** START OF Listing **
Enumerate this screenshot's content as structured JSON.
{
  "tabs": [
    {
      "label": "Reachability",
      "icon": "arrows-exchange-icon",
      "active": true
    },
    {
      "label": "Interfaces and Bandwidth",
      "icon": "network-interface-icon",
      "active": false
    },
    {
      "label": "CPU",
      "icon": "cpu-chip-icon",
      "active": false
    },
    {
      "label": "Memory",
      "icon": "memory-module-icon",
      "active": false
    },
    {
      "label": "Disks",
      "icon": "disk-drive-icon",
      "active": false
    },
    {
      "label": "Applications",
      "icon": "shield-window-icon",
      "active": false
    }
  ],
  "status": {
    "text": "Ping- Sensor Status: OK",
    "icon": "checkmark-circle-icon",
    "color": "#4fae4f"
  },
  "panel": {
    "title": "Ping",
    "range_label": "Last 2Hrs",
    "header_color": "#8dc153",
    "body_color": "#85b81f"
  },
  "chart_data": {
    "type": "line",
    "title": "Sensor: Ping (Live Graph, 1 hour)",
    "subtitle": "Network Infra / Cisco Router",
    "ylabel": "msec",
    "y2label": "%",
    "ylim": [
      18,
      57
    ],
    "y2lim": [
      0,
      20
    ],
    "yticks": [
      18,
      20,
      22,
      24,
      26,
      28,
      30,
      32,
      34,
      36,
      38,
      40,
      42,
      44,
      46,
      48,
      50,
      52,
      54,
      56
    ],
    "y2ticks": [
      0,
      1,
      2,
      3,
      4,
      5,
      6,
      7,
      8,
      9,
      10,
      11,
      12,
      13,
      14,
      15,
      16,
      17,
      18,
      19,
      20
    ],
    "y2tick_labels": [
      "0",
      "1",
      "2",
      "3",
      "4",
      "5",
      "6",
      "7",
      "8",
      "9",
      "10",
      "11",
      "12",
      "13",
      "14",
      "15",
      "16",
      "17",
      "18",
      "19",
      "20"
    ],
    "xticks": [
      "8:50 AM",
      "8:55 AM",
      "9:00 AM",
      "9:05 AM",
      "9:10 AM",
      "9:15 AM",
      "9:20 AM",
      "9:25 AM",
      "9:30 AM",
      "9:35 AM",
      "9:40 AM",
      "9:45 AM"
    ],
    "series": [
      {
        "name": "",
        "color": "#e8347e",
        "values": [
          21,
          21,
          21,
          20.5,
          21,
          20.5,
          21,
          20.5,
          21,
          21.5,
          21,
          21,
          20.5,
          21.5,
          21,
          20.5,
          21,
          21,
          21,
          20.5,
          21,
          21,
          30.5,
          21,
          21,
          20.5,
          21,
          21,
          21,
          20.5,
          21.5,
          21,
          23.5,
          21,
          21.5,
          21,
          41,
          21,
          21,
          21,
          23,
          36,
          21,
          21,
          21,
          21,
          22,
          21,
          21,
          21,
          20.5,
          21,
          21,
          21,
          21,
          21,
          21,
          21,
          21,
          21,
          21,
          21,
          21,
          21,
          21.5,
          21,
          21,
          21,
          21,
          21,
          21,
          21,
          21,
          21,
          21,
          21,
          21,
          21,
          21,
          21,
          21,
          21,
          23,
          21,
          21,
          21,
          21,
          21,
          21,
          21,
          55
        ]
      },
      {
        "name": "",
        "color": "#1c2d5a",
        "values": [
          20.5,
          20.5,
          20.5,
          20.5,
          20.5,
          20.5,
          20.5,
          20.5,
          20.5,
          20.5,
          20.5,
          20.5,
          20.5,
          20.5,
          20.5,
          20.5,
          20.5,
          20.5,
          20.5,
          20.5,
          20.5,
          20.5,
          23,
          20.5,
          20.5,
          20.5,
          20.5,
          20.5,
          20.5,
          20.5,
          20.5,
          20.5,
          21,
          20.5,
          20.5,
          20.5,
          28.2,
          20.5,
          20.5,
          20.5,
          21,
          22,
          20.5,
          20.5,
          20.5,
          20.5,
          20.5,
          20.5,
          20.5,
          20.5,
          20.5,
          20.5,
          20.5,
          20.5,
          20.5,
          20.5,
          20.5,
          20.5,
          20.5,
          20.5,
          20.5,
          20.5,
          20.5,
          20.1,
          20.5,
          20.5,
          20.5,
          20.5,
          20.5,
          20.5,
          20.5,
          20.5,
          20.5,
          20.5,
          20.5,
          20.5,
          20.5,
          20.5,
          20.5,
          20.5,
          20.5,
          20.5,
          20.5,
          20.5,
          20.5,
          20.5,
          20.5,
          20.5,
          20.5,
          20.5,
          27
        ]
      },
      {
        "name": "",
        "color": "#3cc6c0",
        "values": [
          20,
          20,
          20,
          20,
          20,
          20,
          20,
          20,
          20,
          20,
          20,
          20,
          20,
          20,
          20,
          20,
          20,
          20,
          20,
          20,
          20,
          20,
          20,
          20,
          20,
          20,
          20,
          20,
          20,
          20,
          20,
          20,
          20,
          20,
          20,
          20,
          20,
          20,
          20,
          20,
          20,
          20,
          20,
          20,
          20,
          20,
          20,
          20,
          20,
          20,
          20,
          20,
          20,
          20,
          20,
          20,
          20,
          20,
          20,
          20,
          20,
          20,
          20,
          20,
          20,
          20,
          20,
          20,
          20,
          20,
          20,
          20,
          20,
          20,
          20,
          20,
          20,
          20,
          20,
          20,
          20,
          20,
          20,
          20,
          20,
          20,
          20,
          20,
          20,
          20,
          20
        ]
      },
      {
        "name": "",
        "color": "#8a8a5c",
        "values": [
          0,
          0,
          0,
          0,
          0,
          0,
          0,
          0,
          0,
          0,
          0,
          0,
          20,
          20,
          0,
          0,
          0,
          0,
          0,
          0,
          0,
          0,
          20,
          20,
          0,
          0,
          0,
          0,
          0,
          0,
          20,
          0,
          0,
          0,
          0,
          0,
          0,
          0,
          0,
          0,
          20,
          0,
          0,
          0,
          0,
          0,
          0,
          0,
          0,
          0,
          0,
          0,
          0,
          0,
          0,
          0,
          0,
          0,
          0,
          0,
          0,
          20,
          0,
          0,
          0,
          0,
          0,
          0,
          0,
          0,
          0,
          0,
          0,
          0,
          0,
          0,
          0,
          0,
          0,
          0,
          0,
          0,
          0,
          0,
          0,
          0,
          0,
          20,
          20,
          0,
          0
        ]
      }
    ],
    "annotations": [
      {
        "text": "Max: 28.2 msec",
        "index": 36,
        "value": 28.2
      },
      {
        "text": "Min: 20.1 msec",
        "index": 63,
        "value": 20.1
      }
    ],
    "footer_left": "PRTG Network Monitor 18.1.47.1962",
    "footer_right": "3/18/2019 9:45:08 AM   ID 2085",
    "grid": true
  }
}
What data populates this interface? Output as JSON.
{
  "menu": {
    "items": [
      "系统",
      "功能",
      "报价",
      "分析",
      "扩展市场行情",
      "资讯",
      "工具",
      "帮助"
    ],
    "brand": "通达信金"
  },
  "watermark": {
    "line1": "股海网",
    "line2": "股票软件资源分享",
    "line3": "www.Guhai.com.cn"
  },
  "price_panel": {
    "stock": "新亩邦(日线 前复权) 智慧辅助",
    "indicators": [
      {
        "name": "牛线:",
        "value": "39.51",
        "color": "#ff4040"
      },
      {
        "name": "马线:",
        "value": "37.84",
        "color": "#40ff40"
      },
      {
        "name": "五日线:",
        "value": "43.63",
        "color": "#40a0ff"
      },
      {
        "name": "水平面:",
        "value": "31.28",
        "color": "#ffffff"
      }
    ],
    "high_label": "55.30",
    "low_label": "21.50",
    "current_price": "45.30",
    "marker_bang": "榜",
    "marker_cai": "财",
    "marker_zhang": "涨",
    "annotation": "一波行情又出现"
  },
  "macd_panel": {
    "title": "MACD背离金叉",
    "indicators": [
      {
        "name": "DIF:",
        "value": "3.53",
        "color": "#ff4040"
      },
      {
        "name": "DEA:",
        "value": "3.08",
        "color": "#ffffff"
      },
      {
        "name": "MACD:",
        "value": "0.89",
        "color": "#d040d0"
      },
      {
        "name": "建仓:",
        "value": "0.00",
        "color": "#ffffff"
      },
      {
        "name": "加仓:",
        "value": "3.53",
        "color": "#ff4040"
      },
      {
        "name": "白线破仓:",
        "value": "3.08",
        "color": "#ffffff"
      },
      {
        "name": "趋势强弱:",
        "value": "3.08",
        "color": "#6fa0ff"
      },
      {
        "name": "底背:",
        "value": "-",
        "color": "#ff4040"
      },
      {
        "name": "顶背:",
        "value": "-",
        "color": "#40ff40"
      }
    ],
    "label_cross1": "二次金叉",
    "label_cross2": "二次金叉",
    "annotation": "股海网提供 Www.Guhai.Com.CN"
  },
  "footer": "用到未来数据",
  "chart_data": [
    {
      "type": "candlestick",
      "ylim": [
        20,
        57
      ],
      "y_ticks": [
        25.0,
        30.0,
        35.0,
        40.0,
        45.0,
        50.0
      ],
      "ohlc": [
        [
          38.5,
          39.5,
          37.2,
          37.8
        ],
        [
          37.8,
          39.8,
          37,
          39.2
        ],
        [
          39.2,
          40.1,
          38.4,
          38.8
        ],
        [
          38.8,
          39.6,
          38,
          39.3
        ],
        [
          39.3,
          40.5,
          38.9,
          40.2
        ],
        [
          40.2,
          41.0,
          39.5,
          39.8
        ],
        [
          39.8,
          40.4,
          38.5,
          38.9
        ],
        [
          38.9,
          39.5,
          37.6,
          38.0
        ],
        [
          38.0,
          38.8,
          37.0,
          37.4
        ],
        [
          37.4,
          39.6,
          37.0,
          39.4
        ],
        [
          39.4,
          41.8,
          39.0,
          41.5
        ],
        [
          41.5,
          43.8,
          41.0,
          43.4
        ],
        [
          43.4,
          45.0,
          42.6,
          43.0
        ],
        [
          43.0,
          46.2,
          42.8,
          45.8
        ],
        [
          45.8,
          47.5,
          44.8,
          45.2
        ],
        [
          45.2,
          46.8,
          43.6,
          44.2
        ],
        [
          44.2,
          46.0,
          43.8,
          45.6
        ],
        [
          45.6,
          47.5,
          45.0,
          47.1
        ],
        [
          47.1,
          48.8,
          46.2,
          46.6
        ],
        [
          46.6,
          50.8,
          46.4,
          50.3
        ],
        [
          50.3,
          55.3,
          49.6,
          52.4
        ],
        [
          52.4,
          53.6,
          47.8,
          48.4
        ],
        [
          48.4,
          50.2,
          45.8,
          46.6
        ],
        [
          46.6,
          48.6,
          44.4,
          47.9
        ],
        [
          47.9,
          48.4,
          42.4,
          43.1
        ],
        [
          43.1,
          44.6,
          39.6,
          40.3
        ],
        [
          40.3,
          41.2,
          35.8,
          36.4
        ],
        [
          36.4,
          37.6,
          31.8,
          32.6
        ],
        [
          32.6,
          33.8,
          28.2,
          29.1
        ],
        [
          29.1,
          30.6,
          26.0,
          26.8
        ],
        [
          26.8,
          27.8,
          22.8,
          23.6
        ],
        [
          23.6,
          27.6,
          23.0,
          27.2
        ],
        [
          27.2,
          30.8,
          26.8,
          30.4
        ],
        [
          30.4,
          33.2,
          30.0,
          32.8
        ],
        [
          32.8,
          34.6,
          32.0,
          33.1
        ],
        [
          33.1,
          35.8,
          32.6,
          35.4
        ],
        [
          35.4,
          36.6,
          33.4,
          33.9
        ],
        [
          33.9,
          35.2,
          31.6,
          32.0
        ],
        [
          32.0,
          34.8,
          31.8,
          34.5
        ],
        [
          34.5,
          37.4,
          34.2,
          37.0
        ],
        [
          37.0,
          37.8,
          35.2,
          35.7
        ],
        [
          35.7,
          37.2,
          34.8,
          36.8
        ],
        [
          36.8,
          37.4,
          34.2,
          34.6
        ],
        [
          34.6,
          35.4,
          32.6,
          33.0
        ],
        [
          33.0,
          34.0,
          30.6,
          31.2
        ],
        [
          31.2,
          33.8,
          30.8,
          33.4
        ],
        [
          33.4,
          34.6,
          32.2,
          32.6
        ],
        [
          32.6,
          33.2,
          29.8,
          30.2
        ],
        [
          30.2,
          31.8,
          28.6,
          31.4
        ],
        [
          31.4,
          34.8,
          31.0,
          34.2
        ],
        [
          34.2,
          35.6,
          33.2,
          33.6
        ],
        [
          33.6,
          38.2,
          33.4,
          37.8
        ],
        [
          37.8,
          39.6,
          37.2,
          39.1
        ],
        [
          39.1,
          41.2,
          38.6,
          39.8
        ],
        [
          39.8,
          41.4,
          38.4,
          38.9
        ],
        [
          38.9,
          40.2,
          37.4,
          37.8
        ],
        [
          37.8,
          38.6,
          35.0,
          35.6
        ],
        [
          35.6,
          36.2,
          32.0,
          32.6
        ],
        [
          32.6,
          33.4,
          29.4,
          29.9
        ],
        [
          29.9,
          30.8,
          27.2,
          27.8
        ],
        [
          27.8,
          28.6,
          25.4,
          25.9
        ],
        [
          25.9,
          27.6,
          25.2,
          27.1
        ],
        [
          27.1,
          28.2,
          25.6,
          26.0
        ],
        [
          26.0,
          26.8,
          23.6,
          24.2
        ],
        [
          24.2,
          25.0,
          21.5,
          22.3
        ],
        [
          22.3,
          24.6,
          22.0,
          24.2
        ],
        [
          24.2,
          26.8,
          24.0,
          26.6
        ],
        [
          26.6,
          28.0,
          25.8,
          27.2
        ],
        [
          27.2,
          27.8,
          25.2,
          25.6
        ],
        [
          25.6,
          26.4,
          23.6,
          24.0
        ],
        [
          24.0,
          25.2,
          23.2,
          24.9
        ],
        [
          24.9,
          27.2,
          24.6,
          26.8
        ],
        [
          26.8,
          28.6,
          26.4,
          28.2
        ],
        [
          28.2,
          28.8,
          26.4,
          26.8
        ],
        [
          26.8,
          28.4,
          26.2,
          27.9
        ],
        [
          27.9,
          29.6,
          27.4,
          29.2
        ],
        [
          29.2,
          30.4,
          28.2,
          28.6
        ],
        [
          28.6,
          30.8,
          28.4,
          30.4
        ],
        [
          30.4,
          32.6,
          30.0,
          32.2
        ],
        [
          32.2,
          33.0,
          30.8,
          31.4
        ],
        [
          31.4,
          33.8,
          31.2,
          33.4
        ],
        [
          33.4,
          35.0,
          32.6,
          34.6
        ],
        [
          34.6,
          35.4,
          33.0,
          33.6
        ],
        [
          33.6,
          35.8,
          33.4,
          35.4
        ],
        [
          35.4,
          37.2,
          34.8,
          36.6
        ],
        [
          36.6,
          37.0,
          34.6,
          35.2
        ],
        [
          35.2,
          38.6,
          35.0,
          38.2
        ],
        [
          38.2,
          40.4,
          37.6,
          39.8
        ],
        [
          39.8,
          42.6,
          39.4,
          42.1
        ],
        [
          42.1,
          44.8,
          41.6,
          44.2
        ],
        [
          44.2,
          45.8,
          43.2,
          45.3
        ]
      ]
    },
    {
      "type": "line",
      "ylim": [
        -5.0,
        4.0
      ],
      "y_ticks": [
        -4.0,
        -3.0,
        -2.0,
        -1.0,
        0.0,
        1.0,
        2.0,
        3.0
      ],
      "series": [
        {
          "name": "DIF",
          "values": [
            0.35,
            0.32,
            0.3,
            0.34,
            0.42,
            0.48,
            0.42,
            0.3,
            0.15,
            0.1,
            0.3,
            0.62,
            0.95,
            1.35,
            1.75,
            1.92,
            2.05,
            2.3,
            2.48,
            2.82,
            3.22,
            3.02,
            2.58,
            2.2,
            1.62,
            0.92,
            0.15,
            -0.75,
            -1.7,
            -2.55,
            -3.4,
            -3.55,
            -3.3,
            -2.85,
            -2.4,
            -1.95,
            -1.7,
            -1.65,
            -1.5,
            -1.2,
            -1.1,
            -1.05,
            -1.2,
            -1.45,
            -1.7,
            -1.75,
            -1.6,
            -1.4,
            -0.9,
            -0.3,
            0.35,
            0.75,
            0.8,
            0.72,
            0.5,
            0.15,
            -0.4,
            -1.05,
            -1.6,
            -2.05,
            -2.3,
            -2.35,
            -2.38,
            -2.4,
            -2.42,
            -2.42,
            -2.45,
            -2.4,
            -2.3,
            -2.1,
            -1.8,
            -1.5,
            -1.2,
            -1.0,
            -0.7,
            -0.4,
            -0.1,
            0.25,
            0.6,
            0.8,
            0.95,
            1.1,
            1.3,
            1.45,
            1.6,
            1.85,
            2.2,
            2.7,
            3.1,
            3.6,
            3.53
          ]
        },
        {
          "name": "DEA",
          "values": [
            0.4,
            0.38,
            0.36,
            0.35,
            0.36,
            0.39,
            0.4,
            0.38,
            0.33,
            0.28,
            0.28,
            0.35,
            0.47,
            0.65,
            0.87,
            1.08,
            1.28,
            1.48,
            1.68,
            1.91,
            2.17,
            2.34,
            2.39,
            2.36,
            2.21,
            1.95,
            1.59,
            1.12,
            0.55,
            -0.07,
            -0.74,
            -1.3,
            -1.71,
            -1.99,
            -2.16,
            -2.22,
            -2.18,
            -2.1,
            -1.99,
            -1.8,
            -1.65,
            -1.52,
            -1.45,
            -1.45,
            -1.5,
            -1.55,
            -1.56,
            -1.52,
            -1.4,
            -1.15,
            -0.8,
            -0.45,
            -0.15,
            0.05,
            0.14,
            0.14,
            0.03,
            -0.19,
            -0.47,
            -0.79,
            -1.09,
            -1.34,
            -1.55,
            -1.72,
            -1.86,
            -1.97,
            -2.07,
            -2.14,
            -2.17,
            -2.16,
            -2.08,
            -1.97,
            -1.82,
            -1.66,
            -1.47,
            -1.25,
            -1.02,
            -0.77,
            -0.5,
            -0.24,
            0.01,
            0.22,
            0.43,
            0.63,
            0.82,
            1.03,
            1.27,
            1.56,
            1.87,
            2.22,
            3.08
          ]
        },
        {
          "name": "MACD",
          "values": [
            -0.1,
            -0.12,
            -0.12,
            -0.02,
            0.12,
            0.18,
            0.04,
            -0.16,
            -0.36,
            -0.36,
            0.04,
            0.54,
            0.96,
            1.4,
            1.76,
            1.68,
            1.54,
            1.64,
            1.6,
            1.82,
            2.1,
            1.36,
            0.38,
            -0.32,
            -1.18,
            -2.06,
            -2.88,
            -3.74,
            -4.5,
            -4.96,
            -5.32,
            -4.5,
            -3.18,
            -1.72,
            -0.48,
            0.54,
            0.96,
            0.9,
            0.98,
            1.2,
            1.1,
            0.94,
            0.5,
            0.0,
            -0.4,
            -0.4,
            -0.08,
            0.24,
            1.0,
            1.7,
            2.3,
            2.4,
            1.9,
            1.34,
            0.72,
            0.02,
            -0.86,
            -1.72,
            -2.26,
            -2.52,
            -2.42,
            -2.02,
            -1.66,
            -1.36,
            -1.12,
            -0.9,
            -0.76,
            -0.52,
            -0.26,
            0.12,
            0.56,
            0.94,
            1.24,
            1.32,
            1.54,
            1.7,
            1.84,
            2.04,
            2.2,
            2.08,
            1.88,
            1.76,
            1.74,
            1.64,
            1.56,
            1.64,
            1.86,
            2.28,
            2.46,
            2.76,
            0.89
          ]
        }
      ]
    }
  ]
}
** END OF Listing **
▶ _Exercise brief_:
Look through the entries and find each line that has the string "二次金叉". Copy those lines.

▶ _Written response_:
    "label_cross1": "二次金叉",
    "label_cross2": "二次金叉",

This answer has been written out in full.